- [Exercise goal]:
The listing below is the input. Say how many of its lines contain "COLOR", giving the number alone.

Data entries
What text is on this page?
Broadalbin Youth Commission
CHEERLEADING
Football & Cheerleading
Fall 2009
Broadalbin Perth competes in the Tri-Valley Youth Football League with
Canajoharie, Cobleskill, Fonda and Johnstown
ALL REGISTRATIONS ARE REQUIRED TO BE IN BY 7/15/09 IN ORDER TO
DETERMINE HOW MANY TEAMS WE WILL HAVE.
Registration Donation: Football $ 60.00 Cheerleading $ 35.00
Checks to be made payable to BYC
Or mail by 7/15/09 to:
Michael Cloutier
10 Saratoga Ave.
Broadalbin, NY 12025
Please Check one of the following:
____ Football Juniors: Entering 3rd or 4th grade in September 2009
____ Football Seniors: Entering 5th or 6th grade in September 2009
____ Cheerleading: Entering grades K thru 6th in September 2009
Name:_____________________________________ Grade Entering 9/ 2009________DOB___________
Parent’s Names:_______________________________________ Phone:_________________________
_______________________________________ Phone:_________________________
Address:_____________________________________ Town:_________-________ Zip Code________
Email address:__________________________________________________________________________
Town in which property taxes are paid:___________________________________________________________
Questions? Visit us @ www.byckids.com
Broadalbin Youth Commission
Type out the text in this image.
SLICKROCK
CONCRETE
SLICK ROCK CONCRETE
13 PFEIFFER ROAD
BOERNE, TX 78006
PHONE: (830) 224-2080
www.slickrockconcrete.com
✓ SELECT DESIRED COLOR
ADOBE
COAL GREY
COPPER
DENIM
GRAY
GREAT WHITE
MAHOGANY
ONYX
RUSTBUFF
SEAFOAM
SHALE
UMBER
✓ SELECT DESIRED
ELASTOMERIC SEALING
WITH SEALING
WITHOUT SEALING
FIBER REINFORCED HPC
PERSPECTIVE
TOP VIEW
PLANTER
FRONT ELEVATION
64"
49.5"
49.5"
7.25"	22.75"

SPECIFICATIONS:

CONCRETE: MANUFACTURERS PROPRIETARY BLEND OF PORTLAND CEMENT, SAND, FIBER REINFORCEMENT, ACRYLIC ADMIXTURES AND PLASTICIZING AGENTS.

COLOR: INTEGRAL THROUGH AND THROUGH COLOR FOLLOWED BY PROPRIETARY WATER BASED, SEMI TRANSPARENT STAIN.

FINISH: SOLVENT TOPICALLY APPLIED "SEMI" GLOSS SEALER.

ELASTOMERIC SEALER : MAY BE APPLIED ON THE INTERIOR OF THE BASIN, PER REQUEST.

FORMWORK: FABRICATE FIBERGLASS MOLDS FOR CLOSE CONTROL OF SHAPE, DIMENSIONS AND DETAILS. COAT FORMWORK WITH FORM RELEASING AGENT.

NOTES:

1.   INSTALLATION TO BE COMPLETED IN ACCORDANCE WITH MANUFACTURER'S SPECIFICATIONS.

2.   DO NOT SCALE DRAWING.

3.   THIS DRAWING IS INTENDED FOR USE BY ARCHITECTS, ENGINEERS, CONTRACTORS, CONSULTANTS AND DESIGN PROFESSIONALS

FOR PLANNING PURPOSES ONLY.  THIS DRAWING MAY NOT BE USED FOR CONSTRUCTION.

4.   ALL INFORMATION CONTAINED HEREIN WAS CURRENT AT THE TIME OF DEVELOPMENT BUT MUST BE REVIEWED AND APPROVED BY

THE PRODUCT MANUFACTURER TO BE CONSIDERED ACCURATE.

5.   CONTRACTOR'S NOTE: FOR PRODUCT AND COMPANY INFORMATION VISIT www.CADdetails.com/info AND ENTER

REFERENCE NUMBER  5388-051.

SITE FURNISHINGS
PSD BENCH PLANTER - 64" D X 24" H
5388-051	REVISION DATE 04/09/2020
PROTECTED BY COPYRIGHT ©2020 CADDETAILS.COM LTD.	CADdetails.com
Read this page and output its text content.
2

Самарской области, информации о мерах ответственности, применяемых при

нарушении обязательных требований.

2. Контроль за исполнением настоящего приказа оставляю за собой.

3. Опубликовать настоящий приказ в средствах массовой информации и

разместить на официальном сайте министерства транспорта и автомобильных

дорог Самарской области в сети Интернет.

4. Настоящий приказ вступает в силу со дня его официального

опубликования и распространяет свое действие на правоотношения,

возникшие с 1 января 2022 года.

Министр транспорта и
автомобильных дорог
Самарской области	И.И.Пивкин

- [The output]:
2